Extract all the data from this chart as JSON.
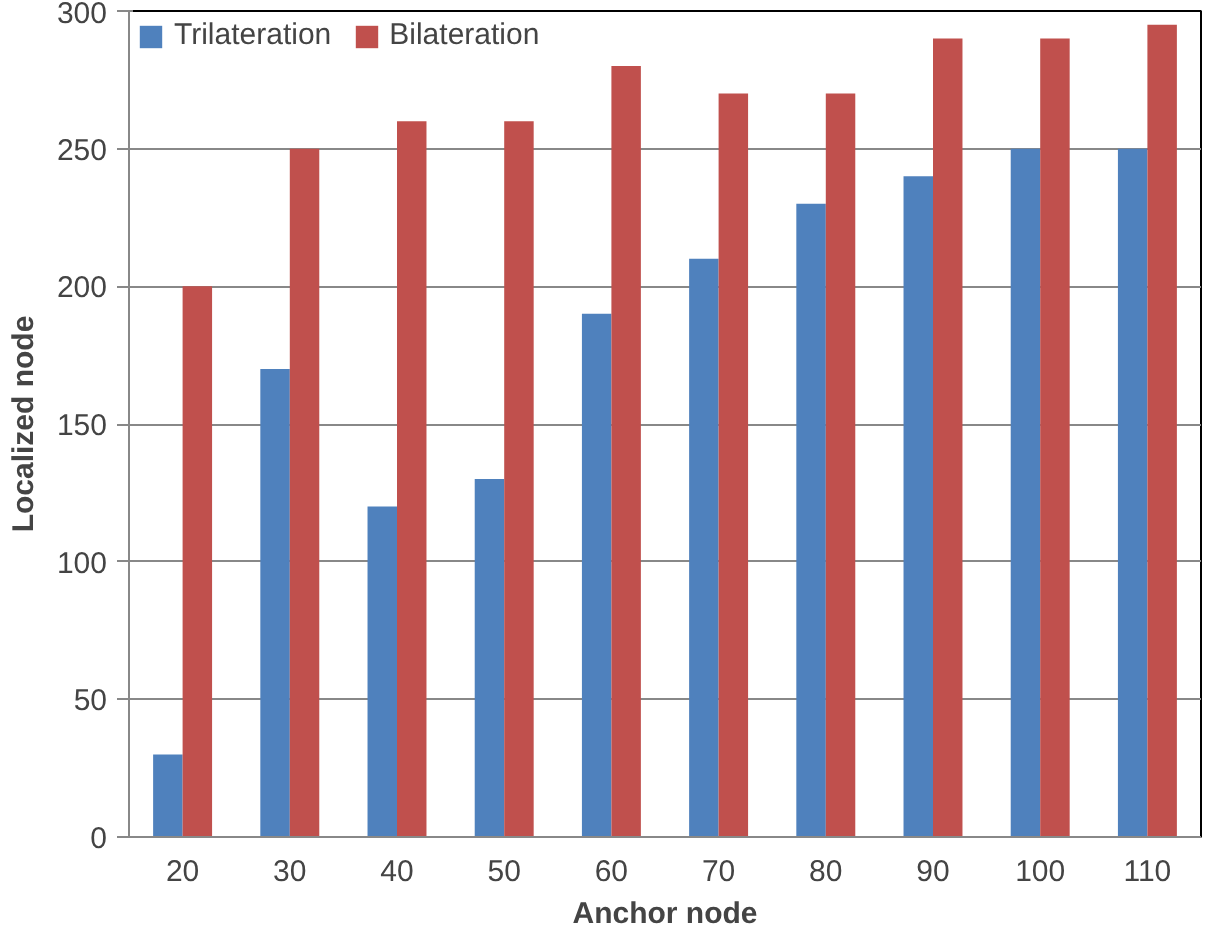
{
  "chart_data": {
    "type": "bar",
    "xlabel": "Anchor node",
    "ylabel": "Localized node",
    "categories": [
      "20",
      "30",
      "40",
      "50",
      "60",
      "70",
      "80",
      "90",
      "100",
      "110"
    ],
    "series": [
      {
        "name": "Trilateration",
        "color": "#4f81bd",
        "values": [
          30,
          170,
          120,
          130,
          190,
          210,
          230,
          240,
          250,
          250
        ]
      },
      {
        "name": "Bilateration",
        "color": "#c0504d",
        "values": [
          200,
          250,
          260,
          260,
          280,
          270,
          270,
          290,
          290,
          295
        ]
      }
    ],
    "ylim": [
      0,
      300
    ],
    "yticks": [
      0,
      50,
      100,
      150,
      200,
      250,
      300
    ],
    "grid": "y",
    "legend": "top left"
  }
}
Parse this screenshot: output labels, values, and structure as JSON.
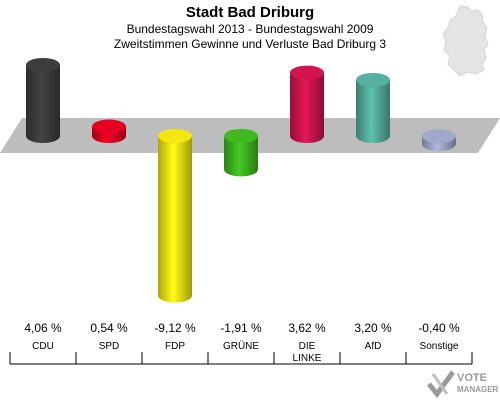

____

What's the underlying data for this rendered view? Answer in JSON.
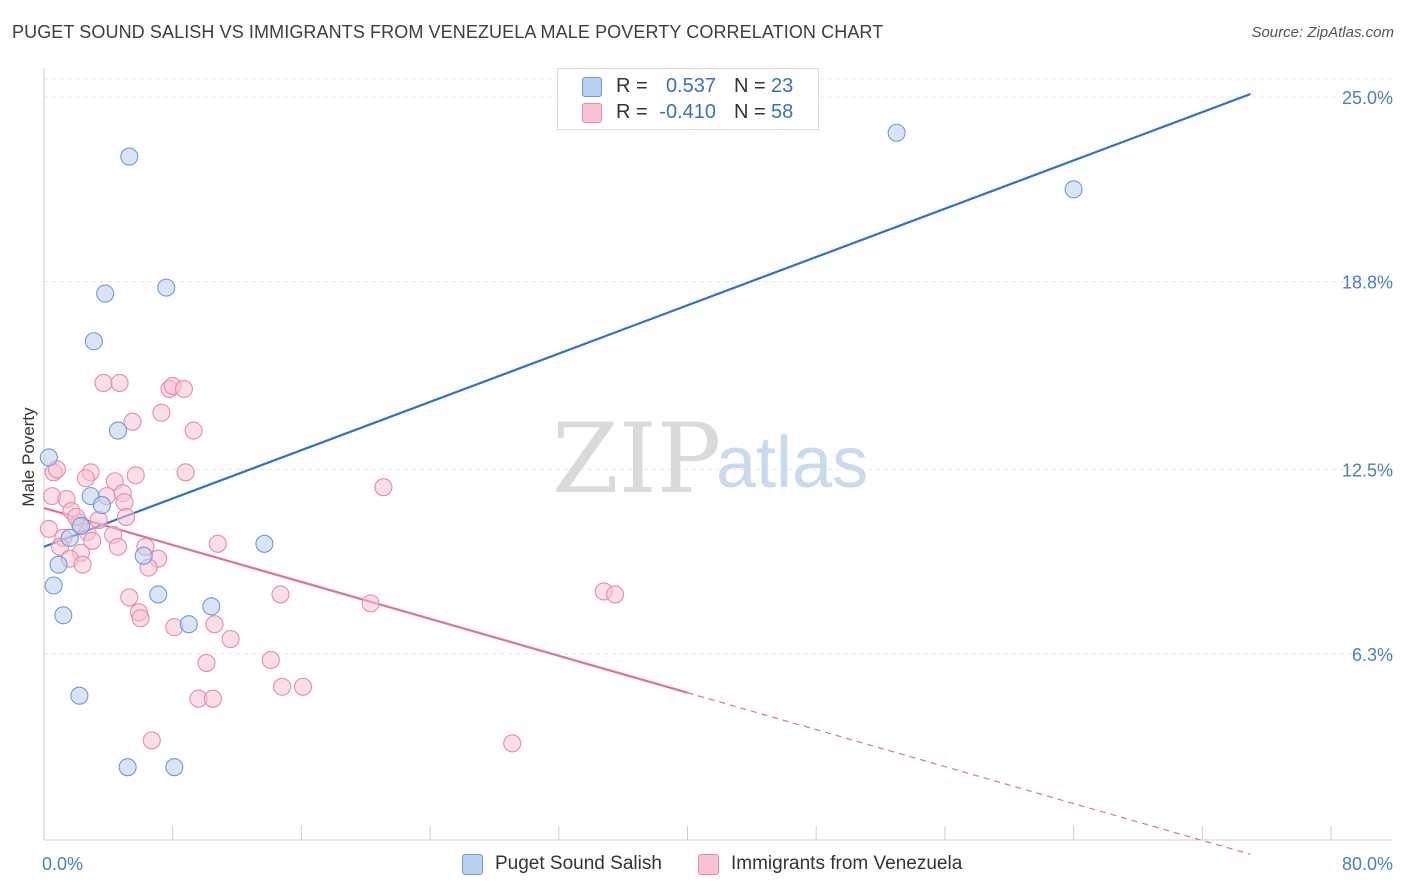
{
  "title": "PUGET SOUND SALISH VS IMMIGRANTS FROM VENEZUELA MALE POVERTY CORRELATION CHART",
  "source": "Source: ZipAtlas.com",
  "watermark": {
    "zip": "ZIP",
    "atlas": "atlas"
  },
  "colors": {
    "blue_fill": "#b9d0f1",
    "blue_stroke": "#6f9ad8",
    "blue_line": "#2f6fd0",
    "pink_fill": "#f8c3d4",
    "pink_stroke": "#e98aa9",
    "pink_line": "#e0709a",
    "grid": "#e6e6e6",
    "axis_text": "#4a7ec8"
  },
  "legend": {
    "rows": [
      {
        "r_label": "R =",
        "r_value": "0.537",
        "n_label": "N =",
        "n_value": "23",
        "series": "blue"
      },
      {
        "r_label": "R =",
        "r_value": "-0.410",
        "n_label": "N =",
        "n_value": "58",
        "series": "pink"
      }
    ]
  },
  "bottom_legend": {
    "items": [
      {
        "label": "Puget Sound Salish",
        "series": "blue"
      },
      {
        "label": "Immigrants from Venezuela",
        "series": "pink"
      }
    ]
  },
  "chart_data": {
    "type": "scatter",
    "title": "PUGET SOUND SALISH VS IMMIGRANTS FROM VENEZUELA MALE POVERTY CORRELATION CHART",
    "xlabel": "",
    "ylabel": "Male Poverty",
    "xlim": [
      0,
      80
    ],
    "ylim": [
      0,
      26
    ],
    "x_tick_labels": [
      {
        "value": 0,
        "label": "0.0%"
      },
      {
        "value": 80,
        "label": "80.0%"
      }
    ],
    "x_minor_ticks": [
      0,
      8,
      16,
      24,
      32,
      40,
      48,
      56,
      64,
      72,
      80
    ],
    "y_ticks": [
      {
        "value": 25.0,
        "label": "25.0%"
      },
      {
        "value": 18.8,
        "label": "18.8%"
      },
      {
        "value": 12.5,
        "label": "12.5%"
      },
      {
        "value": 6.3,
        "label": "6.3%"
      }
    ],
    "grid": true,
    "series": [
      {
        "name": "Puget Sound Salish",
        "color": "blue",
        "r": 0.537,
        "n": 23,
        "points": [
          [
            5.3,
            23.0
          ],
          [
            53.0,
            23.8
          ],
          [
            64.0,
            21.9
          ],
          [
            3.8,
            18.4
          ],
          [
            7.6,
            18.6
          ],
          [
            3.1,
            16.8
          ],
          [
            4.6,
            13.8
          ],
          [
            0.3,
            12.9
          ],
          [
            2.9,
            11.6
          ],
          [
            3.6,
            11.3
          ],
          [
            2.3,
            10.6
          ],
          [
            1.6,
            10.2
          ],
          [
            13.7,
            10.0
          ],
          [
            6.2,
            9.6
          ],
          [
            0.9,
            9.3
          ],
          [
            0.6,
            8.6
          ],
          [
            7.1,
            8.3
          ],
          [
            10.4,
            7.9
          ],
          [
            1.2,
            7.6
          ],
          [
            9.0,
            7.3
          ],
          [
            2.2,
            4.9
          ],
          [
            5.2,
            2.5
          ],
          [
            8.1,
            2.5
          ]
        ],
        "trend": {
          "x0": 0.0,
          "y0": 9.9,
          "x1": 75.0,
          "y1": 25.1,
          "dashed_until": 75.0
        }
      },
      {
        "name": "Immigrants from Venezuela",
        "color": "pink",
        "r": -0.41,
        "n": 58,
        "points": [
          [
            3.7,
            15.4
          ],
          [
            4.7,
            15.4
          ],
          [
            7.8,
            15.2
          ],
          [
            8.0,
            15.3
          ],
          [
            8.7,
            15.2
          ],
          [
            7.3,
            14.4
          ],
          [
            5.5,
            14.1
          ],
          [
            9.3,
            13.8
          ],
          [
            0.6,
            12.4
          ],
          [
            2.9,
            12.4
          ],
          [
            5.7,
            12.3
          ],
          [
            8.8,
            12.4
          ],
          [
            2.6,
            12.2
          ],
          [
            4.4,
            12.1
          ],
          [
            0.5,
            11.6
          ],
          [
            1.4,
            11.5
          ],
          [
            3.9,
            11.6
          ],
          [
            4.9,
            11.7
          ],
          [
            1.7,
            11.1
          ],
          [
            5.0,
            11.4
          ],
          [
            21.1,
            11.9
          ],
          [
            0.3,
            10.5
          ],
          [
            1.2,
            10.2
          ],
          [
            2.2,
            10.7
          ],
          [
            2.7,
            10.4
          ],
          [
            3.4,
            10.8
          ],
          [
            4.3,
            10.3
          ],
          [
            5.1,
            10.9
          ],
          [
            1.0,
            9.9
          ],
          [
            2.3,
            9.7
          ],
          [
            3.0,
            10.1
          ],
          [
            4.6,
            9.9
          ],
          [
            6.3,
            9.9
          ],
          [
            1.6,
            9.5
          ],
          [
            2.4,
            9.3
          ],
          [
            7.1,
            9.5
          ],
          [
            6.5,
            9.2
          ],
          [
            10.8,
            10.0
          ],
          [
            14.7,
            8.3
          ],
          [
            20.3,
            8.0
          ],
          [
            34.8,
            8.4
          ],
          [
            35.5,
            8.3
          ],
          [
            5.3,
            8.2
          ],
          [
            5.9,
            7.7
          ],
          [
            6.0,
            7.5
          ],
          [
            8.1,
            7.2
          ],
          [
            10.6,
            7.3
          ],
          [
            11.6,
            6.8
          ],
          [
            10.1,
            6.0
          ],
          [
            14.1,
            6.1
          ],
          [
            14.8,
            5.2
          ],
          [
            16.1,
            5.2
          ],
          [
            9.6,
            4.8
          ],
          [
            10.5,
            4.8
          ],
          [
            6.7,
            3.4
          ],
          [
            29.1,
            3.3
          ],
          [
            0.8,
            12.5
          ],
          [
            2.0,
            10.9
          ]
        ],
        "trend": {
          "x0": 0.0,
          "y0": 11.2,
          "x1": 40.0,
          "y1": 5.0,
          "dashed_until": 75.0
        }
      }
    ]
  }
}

____

GOAL
Write out again exactly the lines above from the one with "Extract all the data from this chart as JSON." through the one with "Parse this screenshot: output", adding no other lines and no pictures.

WRITTEN SOLUTION
Extract all the data from this chart as JSON.
{
  "chart_data": {
    "type": "bar",
    "xlabel": "Anchor node",
    "ylabel": "Localized node",
    "categories": [
      "20",
      "30",
      "40",
      "50",
      "60",
      "70",
      "80",
      "90",
      "100",
      "110"
    ],
    "series": [
      {
        "name": "Trilateration",
        "color": "#4f81bd",
        "values": [
          30,
          170,
          120,
          130,
          190,
          210,
          230,
          240,
          250,
          250
        ]
      },
      {
        "name": "Bilateration",
        "color": "#c0504d",
        "values": [
          200,
          250,
          260,
          260,
          280,
          270,
          270,
          290,
          290,
          295
        ]
      }
    ],
    "ylim": [
      0,
      300
    ],
    "yticks": [
      0,
      50,
      100,
      150,
      200,
      250,
      300
    ],
    "grid": "y",
    "legend": "top left"
  }
}
Parse this screenshot: output labels, values, and structure as JSON.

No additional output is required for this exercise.